»»

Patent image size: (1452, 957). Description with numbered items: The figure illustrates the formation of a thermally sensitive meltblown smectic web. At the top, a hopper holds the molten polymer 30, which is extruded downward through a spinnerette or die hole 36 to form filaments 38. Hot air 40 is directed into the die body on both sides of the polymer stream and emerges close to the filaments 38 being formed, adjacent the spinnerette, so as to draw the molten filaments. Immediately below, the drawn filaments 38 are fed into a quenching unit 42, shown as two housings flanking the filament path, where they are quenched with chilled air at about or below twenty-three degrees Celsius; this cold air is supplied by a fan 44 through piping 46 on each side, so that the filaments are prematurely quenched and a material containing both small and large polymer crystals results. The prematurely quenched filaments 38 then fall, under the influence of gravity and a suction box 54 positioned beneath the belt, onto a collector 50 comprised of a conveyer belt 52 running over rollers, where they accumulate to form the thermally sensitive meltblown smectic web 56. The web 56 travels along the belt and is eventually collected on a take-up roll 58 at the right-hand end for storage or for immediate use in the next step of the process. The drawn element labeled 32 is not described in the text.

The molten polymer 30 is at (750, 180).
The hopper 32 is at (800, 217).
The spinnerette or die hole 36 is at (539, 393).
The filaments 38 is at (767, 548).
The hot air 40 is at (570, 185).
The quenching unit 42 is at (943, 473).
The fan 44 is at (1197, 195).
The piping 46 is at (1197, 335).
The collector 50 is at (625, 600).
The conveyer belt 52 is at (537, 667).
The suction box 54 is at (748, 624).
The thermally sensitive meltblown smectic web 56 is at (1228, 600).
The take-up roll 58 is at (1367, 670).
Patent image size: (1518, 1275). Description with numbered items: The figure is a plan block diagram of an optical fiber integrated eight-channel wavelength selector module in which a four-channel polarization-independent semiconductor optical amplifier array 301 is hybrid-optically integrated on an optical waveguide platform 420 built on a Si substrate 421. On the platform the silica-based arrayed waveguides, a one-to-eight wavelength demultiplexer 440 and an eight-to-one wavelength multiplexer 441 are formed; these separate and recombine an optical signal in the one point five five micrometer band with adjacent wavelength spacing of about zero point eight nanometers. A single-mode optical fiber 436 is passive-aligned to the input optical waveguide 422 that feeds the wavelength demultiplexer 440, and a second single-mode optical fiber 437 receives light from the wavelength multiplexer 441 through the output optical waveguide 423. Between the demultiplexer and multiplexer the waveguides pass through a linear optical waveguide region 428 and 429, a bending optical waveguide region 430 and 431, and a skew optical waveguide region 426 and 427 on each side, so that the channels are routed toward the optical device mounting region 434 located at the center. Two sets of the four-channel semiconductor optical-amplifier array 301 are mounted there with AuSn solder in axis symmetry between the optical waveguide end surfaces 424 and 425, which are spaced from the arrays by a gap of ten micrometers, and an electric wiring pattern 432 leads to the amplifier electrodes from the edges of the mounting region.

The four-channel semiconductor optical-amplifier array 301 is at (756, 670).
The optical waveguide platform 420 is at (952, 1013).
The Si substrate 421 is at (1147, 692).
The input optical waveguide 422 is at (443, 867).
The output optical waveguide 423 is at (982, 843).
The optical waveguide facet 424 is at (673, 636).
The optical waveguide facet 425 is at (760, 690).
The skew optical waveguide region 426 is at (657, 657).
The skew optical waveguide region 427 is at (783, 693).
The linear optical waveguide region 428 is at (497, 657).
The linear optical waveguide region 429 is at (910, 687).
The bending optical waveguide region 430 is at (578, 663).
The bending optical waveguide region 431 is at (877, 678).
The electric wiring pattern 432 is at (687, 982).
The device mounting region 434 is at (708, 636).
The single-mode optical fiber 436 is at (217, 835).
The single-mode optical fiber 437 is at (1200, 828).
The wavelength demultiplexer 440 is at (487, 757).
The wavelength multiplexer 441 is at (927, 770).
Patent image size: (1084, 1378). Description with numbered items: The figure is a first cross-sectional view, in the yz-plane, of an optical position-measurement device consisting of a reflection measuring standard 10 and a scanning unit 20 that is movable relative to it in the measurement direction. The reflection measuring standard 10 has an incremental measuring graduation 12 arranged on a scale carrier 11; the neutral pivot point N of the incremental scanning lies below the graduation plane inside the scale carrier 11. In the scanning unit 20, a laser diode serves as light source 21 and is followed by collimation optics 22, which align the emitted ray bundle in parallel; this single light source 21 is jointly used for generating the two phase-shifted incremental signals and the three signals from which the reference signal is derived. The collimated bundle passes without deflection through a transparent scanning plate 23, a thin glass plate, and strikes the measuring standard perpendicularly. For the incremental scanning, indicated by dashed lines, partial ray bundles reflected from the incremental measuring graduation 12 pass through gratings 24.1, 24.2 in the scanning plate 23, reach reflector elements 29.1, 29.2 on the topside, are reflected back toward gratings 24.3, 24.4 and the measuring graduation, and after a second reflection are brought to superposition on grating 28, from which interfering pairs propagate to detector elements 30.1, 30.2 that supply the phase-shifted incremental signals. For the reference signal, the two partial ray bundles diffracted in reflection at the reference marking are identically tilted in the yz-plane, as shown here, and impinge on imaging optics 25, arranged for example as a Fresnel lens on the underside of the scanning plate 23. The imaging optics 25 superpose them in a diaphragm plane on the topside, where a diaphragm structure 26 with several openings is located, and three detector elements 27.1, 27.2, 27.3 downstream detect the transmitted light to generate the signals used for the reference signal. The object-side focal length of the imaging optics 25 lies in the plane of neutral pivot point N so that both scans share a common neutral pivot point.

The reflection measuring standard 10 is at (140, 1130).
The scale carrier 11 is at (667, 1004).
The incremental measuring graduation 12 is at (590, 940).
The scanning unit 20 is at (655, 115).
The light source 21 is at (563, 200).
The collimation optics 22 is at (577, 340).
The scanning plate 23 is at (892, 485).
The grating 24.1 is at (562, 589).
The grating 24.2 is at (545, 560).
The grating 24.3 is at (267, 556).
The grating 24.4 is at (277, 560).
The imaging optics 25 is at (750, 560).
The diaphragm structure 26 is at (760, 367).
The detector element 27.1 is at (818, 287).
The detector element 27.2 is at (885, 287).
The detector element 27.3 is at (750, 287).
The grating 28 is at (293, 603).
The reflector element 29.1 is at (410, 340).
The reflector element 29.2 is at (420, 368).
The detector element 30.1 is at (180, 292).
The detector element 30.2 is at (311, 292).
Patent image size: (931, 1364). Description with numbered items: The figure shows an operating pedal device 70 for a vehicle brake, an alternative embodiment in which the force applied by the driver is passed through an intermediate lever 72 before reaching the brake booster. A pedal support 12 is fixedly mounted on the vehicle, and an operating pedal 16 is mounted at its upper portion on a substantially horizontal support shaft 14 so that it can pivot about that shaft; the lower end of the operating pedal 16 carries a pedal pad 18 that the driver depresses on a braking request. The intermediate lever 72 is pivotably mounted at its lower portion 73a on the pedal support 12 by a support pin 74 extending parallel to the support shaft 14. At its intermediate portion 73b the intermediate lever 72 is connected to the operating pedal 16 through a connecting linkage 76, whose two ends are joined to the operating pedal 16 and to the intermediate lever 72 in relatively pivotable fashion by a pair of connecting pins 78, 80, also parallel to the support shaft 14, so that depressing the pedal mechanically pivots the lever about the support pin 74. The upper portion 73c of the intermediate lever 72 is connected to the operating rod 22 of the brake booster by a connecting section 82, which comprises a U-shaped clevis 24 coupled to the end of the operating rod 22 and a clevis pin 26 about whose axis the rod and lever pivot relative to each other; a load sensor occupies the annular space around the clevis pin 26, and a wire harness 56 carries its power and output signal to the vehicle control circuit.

««

* [TO BE DONE]
Express the lines of the items, starting at the very first line and ending at the line that contains "The spinnerette or", as a Markdown table with the columns Row and Line. Number each row, and leave out blank lines.

* [RIGHT ANSWER]
| Row | Line |
|---|---|
| 1 | Patent image size: (1452, 957). Description with numbered items: The figure illustrates the formation of a thermally sensitive meltblown smectic web. At the top, a hopper holds the molten polymer 30, which is extruded downward through a spinnerette or die hole 36 to form filaments 38. Hot air 40 is directed into the die body on both sides of the polymer stream and emerges close to the filaments 38 being formed, adjacent the spinnerette, so as to draw the molten filaments. Immediately below, the drawn filaments 38 are fed into a quenching unit 42, shown as two housings flanking the filament path, where they are quenched with chilled air at about or below twenty-three degrees Celsius; this cold air is supplied by a fan 44 through piping 46 on each side, so that the filaments are prematurely quenched and a material containing both small and large polymer crystals results. The prematurely quenched filaments 38 then fall, under the influence of gravity and a suction box 54 positioned beneath the belt, onto a collector 50 comprised of a conveyer belt 52 running over rollers, where they accumulate to form the thermally sensitive meltblown smectic web 56. The web 56 travels along the belt and is eventually collected on a take-up roll 58 at the right-hand end for storage or for immediate use in the next step of the process. The drawn element labeled 32 is not described in the text. |
| 2 | The molten polymer 30 is at (750, 180). |
| 3 | The hopper 32 is at (800, 217). |
| 4 | The spinnerette or die hole 36 is at (539, 393). |